__Direction__:
Count the lines below that contain the string "value", and give only that number.
-- start of Data provided --
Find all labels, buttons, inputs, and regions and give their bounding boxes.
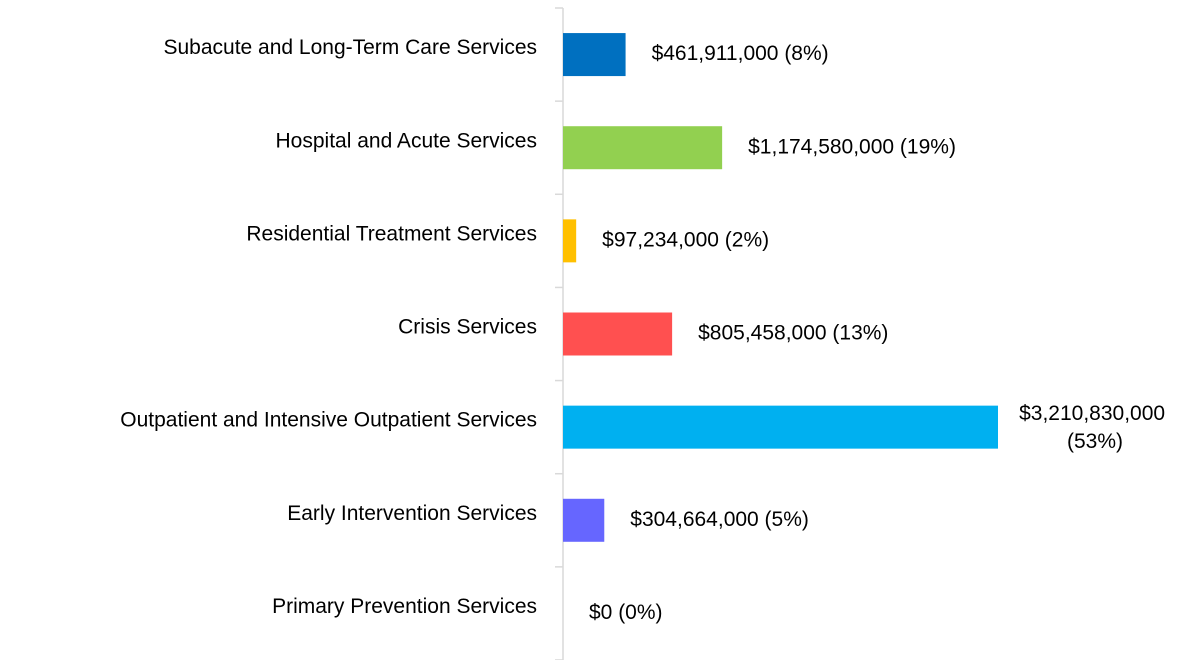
category-label: Primary Prevention Services xyxy=(272,595,537,618)
value-label: $805,458,000 (13%) xyxy=(698,322,888,345)
category-label: Residential Treatment Services xyxy=(246,222,537,245)
value-label: $304,664,000 (5%) xyxy=(630,508,809,531)
value-label: $97,234,000 (2%) xyxy=(602,228,769,251)
category-label: Hospital and Acute Services xyxy=(276,129,537,152)
bar xyxy=(563,219,577,263)
value-label: $1,174,580,000 (19%) xyxy=(748,135,956,158)
category-label: Crisis Services xyxy=(398,316,537,339)
value-label: $0 (0%) xyxy=(589,601,663,624)
bar xyxy=(563,312,673,356)
category-label: Subacute and Long-Term Care Services xyxy=(163,36,537,59)
bar xyxy=(563,498,605,542)
category-label: Early Intervention Services xyxy=(287,502,537,525)
bar xyxy=(563,33,626,77)
value-label: $461,911,000 (8%) xyxy=(652,42,829,65)
value-label: $3,210,830,000 (53%) xyxy=(1019,402,1171,453)
category-label: Outpatient and Intensive Outpatient Serv… xyxy=(120,409,537,432)
bar xyxy=(563,126,723,170)
bar xyxy=(563,405,998,449)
-- end of Data provided --
__Exercise output__:
7